AIM OF THE TASK: Write out every entry exactly as given, but omit the pictures.

* begin *

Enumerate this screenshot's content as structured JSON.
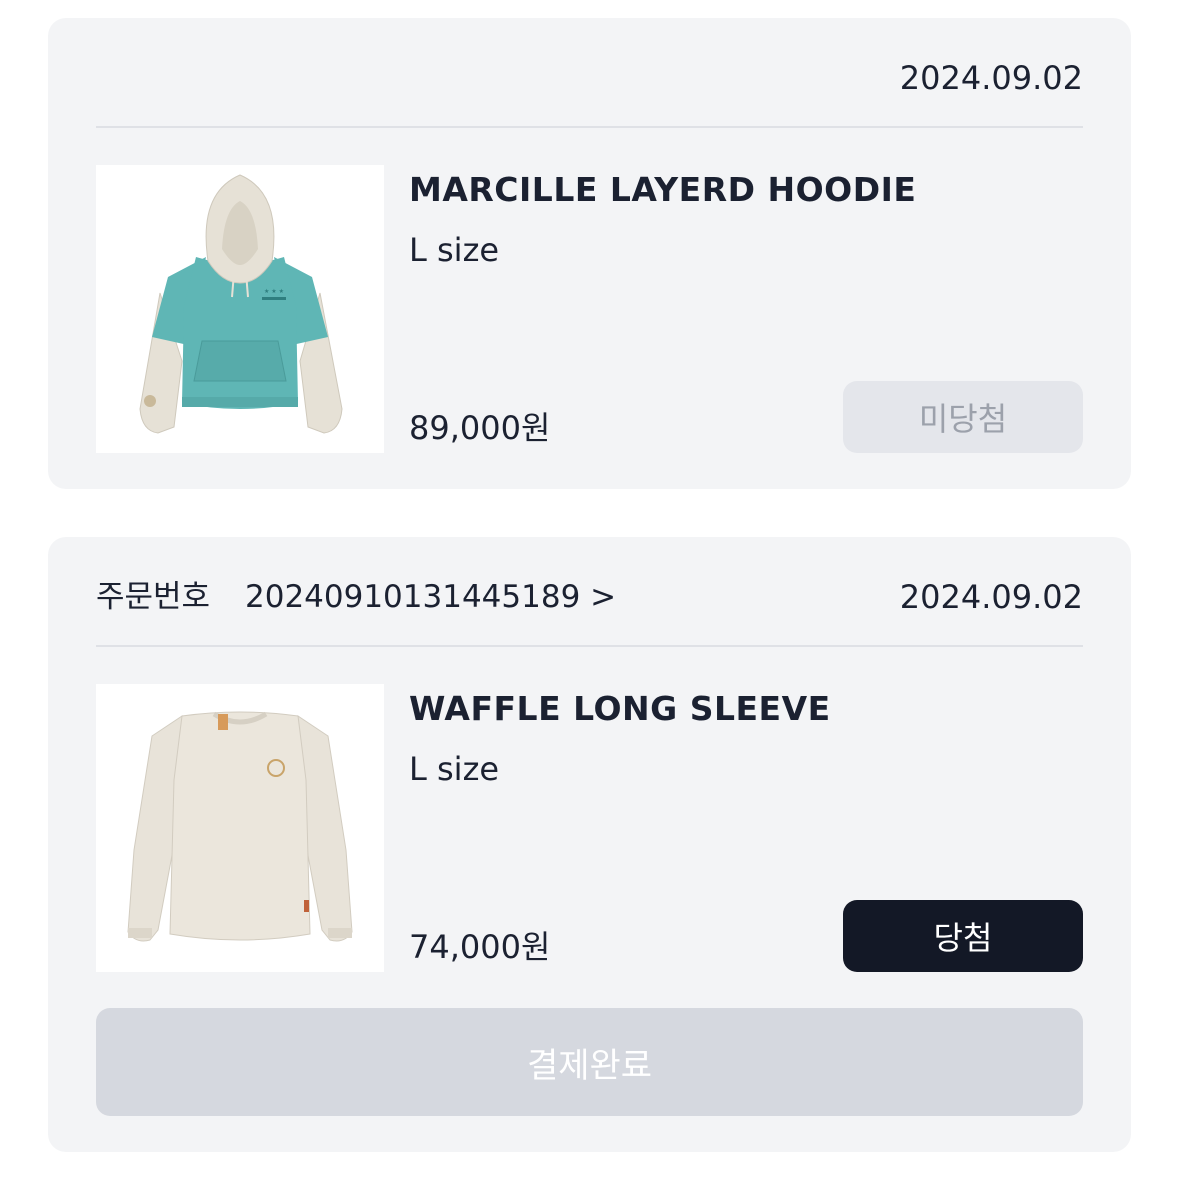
{
  "orders": [
    {
      "date": "2024.09.02",
      "product": {
        "name": "MARCILLE LAYERD HOODIE",
        "size": "L size",
        "price": "89,000원",
        "image_icon": "hoodie-image"
      },
      "status_button": {
        "label": "미당첨",
        "state": "lost"
      }
    },
    {
      "order_label": "주문번호",
      "order_number": "20240910131445189 >",
      "date": "2024.09.02",
      "product": {
        "name": "WAFFLE LONG SLEEVE",
        "size": "L size",
        "price": "74,000원",
        "image_icon": "long-sleeve-image"
      },
      "status_button": {
        "label": "당첨",
        "state": "won"
      },
      "pay_button": {
        "label": "결제완료",
        "state": "disabled"
      }
    }
  ],
  "colors": {
    "card_bg": "#f3f4f6",
    "text": "#1b2131",
    "won_button_bg": "#131826",
    "lost_button_bg": "#e4e6eb",
    "lost_button_text": "#9ca1ab",
    "pay_button_bg": "#d5d8df",
    "hoodie_body": "#5fb6b5",
    "hoodie_hood": "#e6e1d6"
  }
}
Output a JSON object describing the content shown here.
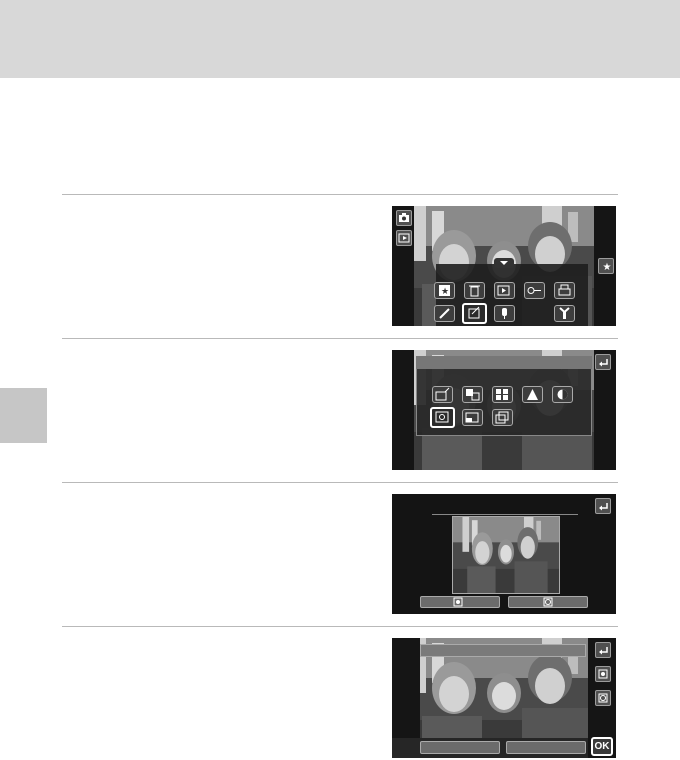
{
  "page": {
    "header_color": "#d8d8d8",
    "side_tab_color": "#c6c6c6"
  },
  "steps": [
    {
      "name": "step-1",
      "screen": "playback-menu",
      "icons_row1": [
        "favorites-icon",
        "delete-icon",
        "slideshow-icon",
        "protect-icon",
        "print-order-icon"
      ],
      "icons_row2": [
        "paint-icon",
        "retouch-icon",
        "voice-memo-icon",
        "",
        "setup-icon"
      ],
      "selected_icon": "retouch-icon",
      "left_icons": [
        "camera-mode-icon",
        "playback-mode-icon"
      ],
      "right_icons": [
        "favorites-star-icon"
      ]
    },
    {
      "name": "step-2",
      "screen": "retouch-menu",
      "icons_row1": [
        "quick-retouch-icon",
        "d-lighting-icon",
        "skin-softening-icon",
        "filter-effects-icon",
        "small-picture-icon"
      ],
      "icons_row2": [
        "glamour-retouch-icon",
        "crop-icon",
        "straighten-icon"
      ],
      "selected_icon": "glamour-retouch-icon",
      "right_icons": [
        "back-icon"
      ]
    },
    {
      "name": "step-3",
      "screen": "face-select",
      "bottom_buttons": [
        "slim-face-button",
        "enlarge-eyes-button"
      ],
      "right_icons": [
        "back-icon"
      ]
    },
    {
      "name": "step-4",
      "screen": "glamour-adjust",
      "right_icons": [
        "back-icon",
        "face-slim-icon",
        "eye-enlarge-icon"
      ],
      "ok_label": "OK"
    }
  ]
}
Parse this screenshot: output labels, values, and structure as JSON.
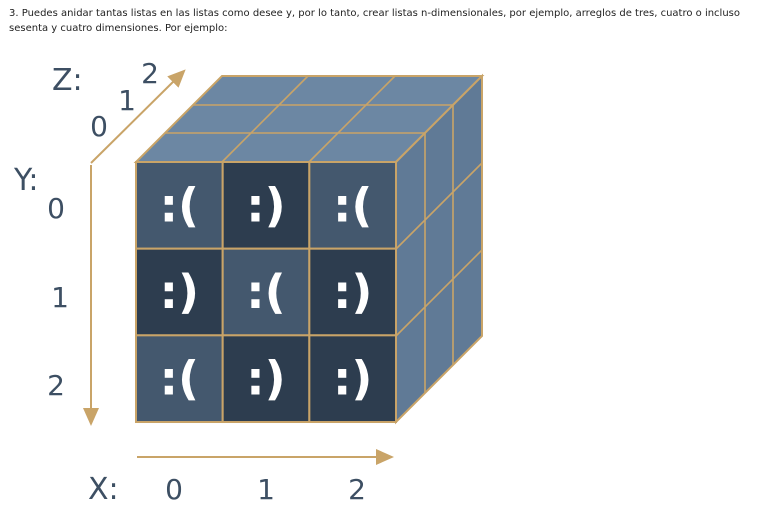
{
  "intro_text": "3. Puedes anidar tantas listas en las listas como desee y, por lo tanto, crear listas n-dimensionales, por ejemplo, arreglos de tres, cuatro o incluso sesenta y cuatro dimensiones. Por ejemplo:",
  "axes": {
    "z": {
      "label": "Z:",
      "ticks": [
        "0",
        "1",
        "2"
      ]
    },
    "y": {
      "label": "Y:",
      "ticks": [
        "0",
        "1",
        "2"
      ]
    },
    "x": {
      "label": "X:",
      "ticks": [
        "0",
        "1",
        "2"
      ]
    }
  },
  "front_face": [
    [
      ":(",
      ":)",
      ":("
    ],
    [
      ":)",
      ":(",
      ":)"
    ],
    [
      ":(",
      ":)",
      ":)"
    ]
  ],
  "colors": {
    "sad_cell": "#44586e",
    "happy_cell": "#2d3d4f",
    "top_face": "#6c87a3",
    "side_face": "#607a96",
    "edge": "#c9a468",
    "arrow": "#c9a468",
    "label": "#3d4f63"
  }
}
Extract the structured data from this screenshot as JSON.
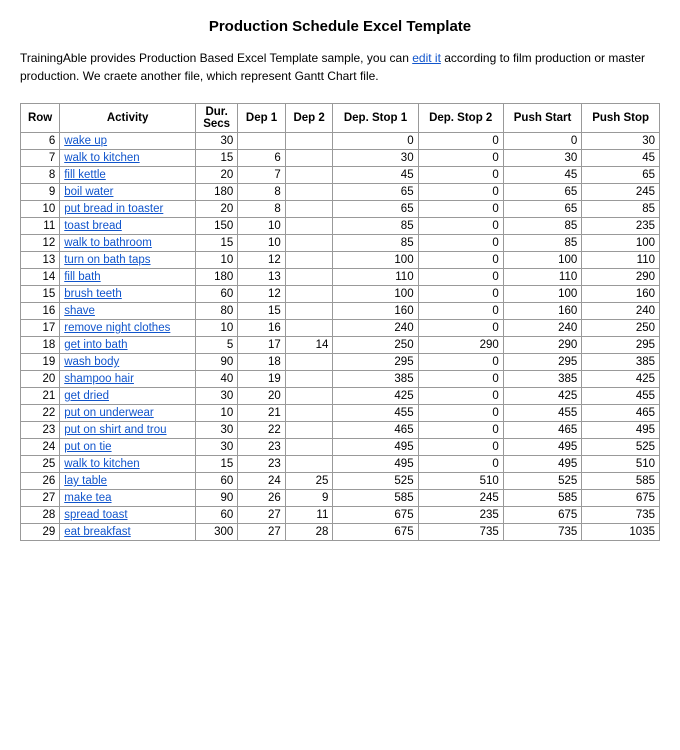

* end *

FULL OUTPUT:
Enumerate this screenshot's content as structured JSON.
{
  "orders": [
    {
      "date": "2024.09.02",
      "product": {
        "name": "MARCILLE LAYERD HOODIE",
        "size": "L size",
        "price": "89,000원",
        "image_icon": "hoodie-image"
      },
      "status_button": {
        "label": "미당첨",
        "state": "lost"
      }
    },
    {
      "order_label": "주문번호",
      "order_number": "20240910131445189 >",
      "date": "2024.09.02",
      "product": {
        "name": "WAFFLE LONG SLEEVE",
        "size": "L size",
        "price": "74,000원",
        "image_icon": "long-sleeve-image"
      },
      "status_button": {
        "label": "당첨",
        "state": "won"
      },
      "pay_button": {
        "label": "결제완료",
        "state": "disabled"
      }
    }
  ],
  "colors": {
    "card_bg": "#f3f4f6",
    "text": "#1b2131",
    "won_button_bg": "#131826",
    "lost_button_bg": "#e4e6eb",
    "lost_button_text": "#9ca1ab",
    "pay_button_bg": "#d5d8df",
    "hoodie_body": "#5fb6b5",
    "hoodie_hood": "#e6e1d6"
  }
}
Output a JSON object describing the content shown here.
{
  "page": {
    "header_color": "#d8d8d8",
    "side_tab_color": "#c6c6c6"
  },
  "steps": [
    {
      "name": "step-1",
      "screen": "playback-menu",
      "icons_row1": [
        "favorites-icon",
        "delete-icon",
        "slideshow-icon",
        "protect-icon",
        "print-order-icon"
      ],
      "icons_row2": [
        "paint-icon",
        "retouch-icon",
        "voice-memo-icon",
        "",
        "setup-icon"
      ],
      "selected_icon": "retouch-icon",
      "left_icons": [
        "camera-mode-icon",
        "playback-mode-icon"
      ],
      "right_icons": [
        "favorites-star-icon"
      ]
    },
    {
      "name": "step-2",
      "screen": "retouch-menu",
      "icons_row1": [
        "quick-retouch-icon",
        "d-lighting-icon",
        "skin-softening-icon",
        "filter-effects-icon",
        "small-picture-icon"
      ],
      "icons_row2": [
        "glamour-retouch-icon",
        "crop-icon",
        "straighten-icon"
      ],
      "selected_icon": "glamour-retouch-icon",
      "right_icons": [
        "back-icon"
      ]
    },
    {
      "name": "step-3",
      "screen": "face-select",
      "bottom_buttons": [
        "slim-face-button",
        "enlarge-eyes-button"
      ],
      "right_icons": [
        "back-icon"
      ]
    },
    {
      "name": "step-4",
      "screen": "glamour-adjust",
      "right_icons": [
        "back-icon",
        "face-slim-icon",
        "eye-enlarge-icon"
      ],
      "ok_label": "OK"
    }
  ]
}
Parse this screenshot: output labels, values, and structure as JSON.
{
  "intro_text": "3. Puedes anidar tantas listas en las listas como desee y, por lo tanto, crear listas n-dimensionales, por ejemplo, arreglos de tres, cuatro o incluso sesenta y cuatro dimensiones. Por ejemplo:",
  "axes": {
    "z": {
      "label": "Z:",
      "ticks": [
        "0",
        "1",
        "2"
      ]
    },
    "y": {
      "label": "Y:",
      "ticks": [
        "0",
        "1",
        "2"
      ]
    },
    "x": {
      "label": "X:",
      "ticks": [
        "0",
        "1",
        "2"
      ]
    }
  },
  "front_face": [
    [
      ":(",
      ":)",
      ":("
    ],
    [
      ":)",
      ":(",
      ":)"
    ],
    [
      ":(",
      ":)",
      ":)"
    ]
  ],
  "colors": {
    "sad_cell": "#44586e",
    "happy_cell": "#2d3d4f",
    "top_face": "#6c87a3",
    "side_face": "#607a96",
    "edge": "#c9a468",
    "arrow": "#c9a468",
    "label": "#3d4f63"
  }
}
Extract the structured data from this screenshot as JSON.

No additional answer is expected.